> Consignes:
**A.** D'après le texte sur le Mali, quel fabricant a fourni les drones de l'armée malienne ?
**B.** Prolongez le texte sur le processus de paix au Mali à la suite de sa dernière phrase.

> Texte du document:

* * *

Après avoir repris plusieurs villes du nord, les autorités de la transition invitent les Maliens à un dialogue purgé de toute influence extérieure.
Au Mali, le processus de paix et de réconciliation sous l’égide de la communauté internationale a connu de nouveaux développements depuis l’arrivée des colonels au pouvoir. La nouvelle doctrine de Bamako pour la reconquête du territoire national y a beaucoup contribué. En effet, depuis aout 2022, les hostilités ont repris entre les militaires maliens et les mouvements rebelles réunis au sein du Cadre stratégique permanent pour la paix, la sécurité et le développement (CSP-PSD). Equipée de drones de surveillance et de combat du fabricant turc Baykar, l’armée malienne n’a pas mis du temps pour reprendre des villes du nord.

* * *

> Données affichées:
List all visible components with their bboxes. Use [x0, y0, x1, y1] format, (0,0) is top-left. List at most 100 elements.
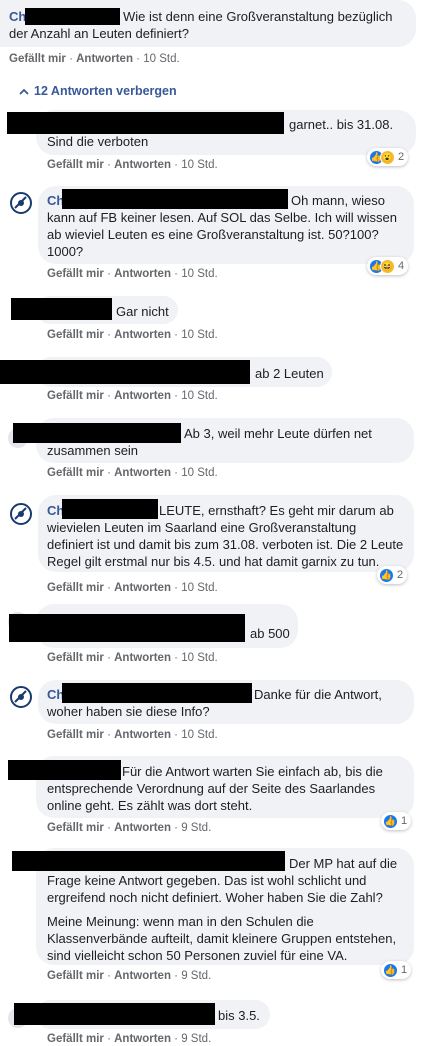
like-link[interactable]: Gefällt mir [47, 652, 104, 664]
reply-actions: Gefällt mir · Antworten · 10 Std. [47, 268, 218, 280]
reaction-summary[interactable]: 👍 😆 4 [367, 257, 409, 275]
reply-actions: Gefällt mir · Antworten · 9 Std. [47, 1033, 212, 1045]
reply-text: LEUTE, ernsthaft? Es geht mir darum ab [159, 503, 394, 518]
timestamp[interactable]: 10 Std. [181, 652, 217, 664]
reply-link[interactable]: Antworten [114, 582, 171, 594]
reaction-count: 4 [398, 260, 405, 272]
reply-text: kann auf FB keiner lesen. Auf SOL das Se… [47, 210, 397, 225]
reply-link[interactable]: Antworten [114, 467, 171, 479]
redacted-name [11, 298, 112, 320]
reply-actions: Gefällt mir · Antworten · 10 Std. [47, 467, 218, 479]
reply-text: wievielen Leuten im Saarland eine Großve… [47, 520, 357, 535]
timestamp[interactable]: 10 Std. [181, 159, 217, 171]
timestamp[interactable]: 9 Std. [181, 1033, 211, 1045]
like-link[interactable]: Gefällt mir [47, 268, 104, 280]
reply-text: Regel gilt erstmal nur bis 4.5. und hat … [47, 554, 380, 569]
timestamp[interactable]: 10 Std. [181, 467, 217, 479]
reply-actions: Gefällt mir · Antworten · 9 Std. [47, 822, 212, 834]
avatar[interactable] [10, 686, 32, 708]
reply-actions: Gefällt mir · Antworten · 10 Std. [47, 329, 218, 341]
reply-link[interactable]: Antworten [114, 268, 171, 280]
reply-text: Meine Meinung: wenn man in den Schulen d… [47, 914, 314, 929]
reply-text: Danke für die Antwort, [254, 687, 382, 702]
reply-text: Oh mann, wieso [291, 193, 385, 208]
reply-text: Frage keine Antwort gegeben. Das ist woh… [47, 873, 367, 888]
reply-link[interactable]: Antworten [114, 390, 171, 402]
reply-link[interactable]: Antworten [114, 329, 171, 341]
redacted-name [7, 112, 284, 134]
redacted-name [13, 423, 181, 443]
reaction-summary[interactable]: 👍 1 [381, 812, 412, 830]
like-link[interactable]: Gefällt mir [47, 970, 104, 982]
like-link[interactable]: Gefällt mir [47, 1033, 104, 1045]
timestamp[interactable]: 10 Std. [181, 329, 217, 341]
redacted-name [14, 1003, 215, 1025]
reply-text: online geht. Es zählt was dort steht. [47, 798, 253, 813]
timestamp[interactable]: 9 Std. [181, 970, 211, 982]
timestamp[interactable]: 10 Std. [143, 53, 179, 65]
avatar[interactable] [10, 503, 32, 525]
reaction-count: 2 [397, 569, 404, 581]
redacted-name [62, 189, 288, 209]
like-link[interactable]: Gefällt mir [47, 467, 104, 479]
redacted-name [8, 760, 121, 780]
reply-link[interactable]: Antworten [114, 652, 171, 664]
like-icon: 👍 [383, 962, 398, 978]
reply-text: bis 3.5. [218, 1008, 260, 1023]
reply-text: sind vielleicht schon 50 Personen zuviel… [47, 948, 348, 963]
reply-link[interactable]: Antworten [114, 970, 171, 982]
reply-text: ergreifend noch nicht definiert. Woher h… [47, 890, 383, 905]
redacted-name [0, 360, 250, 384]
like-link[interactable]: Gefällt mir [47, 822, 104, 834]
reaction-summary[interactable]: 👍 😮 2 [367, 148, 409, 166]
reply-link[interactable]: Antworten [76, 53, 133, 65]
timestamp[interactable]: 10 Std. [181, 729, 217, 741]
reply-text: entsprechende Verordnung auf der Seite d… [47, 781, 376, 796]
redacted-name [9, 614, 245, 642]
reaction-summary[interactable]: 👍 1 [381, 961, 412, 979]
reply-text: 1000? [47, 244, 84, 259]
reaction-summary[interactable]: 👍 2 [377, 566, 408, 584]
wow-icon: 😮 [380, 149, 395, 165]
reply-text: Gar nicht [116, 304, 169, 319]
chevron-up-icon [19, 84, 29, 98]
reply-text: Sind die verboten [47, 134, 149, 149]
comment-actions: Gefällt mir · Antworten · 10 Std. [9, 53, 180, 65]
reply-text: Ab 3, weil mehr Leute dürfen net [184, 426, 372, 441]
like-link[interactable]: Gefällt mir [9, 53, 66, 65]
haha-icon: 😆 [380, 258, 395, 274]
reply-link[interactable]: Antworten [114, 729, 171, 741]
avatar[interactable] [10, 192, 32, 214]
reply-text: Für die Antwort warten Sie einfach ab, b… [122, 764, 383, 779]
like-link[interactable]: Gefällt mir [47, 329, 104, 341]
reaction-count: 2 [398, 151, 405, 163]
reply-text: garnet.. bis 31.08. [289, 117, 394, 132]
reply-text: woher haben sie diese Info? [47, 704, 210, 719]
timestamp[interactable]: 9 Std. [181, 822, 211, 834]
hide-replies-toggle[interactable]: 12 Antworten verbergen [19, 84, 177, 98]
reply-text: Klassenverbände aufteilt, damit kleinere… [47, 931, 397, 946]
reply-text: ab wieviel Leuten es eine Großveranstalt… [47, 227, 379, 242]
redacted-name [25, 8, 120, 25]
reply-actions: Gefällt mir · Antworten · 10 Std. [47, 652, 218, 664]
timestamp[interactable]: 10 Std. [181, 582, 217, 594]
like-icon: 👍 [383, 813, 398, 829]
reaction-count: 1 [401, 815, 408, 827]
timestamp[interactable]: 10 Std. [181, 268, 217, 280]
redacted-name [62, 499, 158, 519]
comment-text: der Anzahl an Leuten definiert? [9, 26, 189, 41]
reply-text: ab 500 [250, 626, 290, 641]
timestamp[interactable]: 10 Std. [181, 390, 217, 402]
redacted-name [12, 851, 285, 871]
like-link[interactable]: Gefällt mir [47, 582, 104, 594]
like-link[interactable]: Gefällt mir [47, 159, 104, 171]
reply-link[interactable]: Antworten [114, 822, 171, 834]
reply-link[interactable]: Antworten [114, 159, 171, 171]
like-link[interactable]: Gefällt mir [47, 729, 104, 741]
like-link[interactable]: Gefällt mir [47, 390, 104, 402]
comment-author[interactable]: Ch [9, 8, 26, 25]
reply-actions: Gefällt mir · Antworten · 10 Std. [47, 390, 218, 402]
reply-text: zusammen sein [47, 443, 139, 458]
reply-link[interactable]: Antworten [114, 1033, 171, 1045]
reply-text: definiert ist und damit bis zum 31.08. v… [47, 537, 404, 552]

* * *

> Réponses:
**A.** Le fabricant turc Baykar.

**B.**
Tenions avec Alger
Dans ce contexte, Alger qui préside le comité de suivi de la mise en œuvre de l’accord de paix signé en 2015 a reçu des membres des groupes rebelles maliens. Ce qui a irrité Bamako qui, pour manifester sa colère a, à travers son ministre des Affaires étrangères, Abdoulaye Diop convoqué l’ambassadeur algérien. Lors de ce tête-à-tête entre M. Diop et El Houes Riach, il a été aussi reproché aux autorités algériennes d’avoir déroulé le tapis rouge aux « personnalités hostiles » à la transition. Allusion faite à l’influent chef religieux malien, Imam Mahmoud Dicko reçu avec les honneurs par le président algérien.
En réponse à la colère de Bamako, les dirigeants algériens ne se sont pas contentés d’un communiqué rappelant le sens de leur implication dans la recherche de solution à la crise malienne. L’ambassadeur algérien, El Haoues Riache a été rappelé à Alger. La réponse malienne n’a pas tardé, creusant l’abcès entre les deux pays.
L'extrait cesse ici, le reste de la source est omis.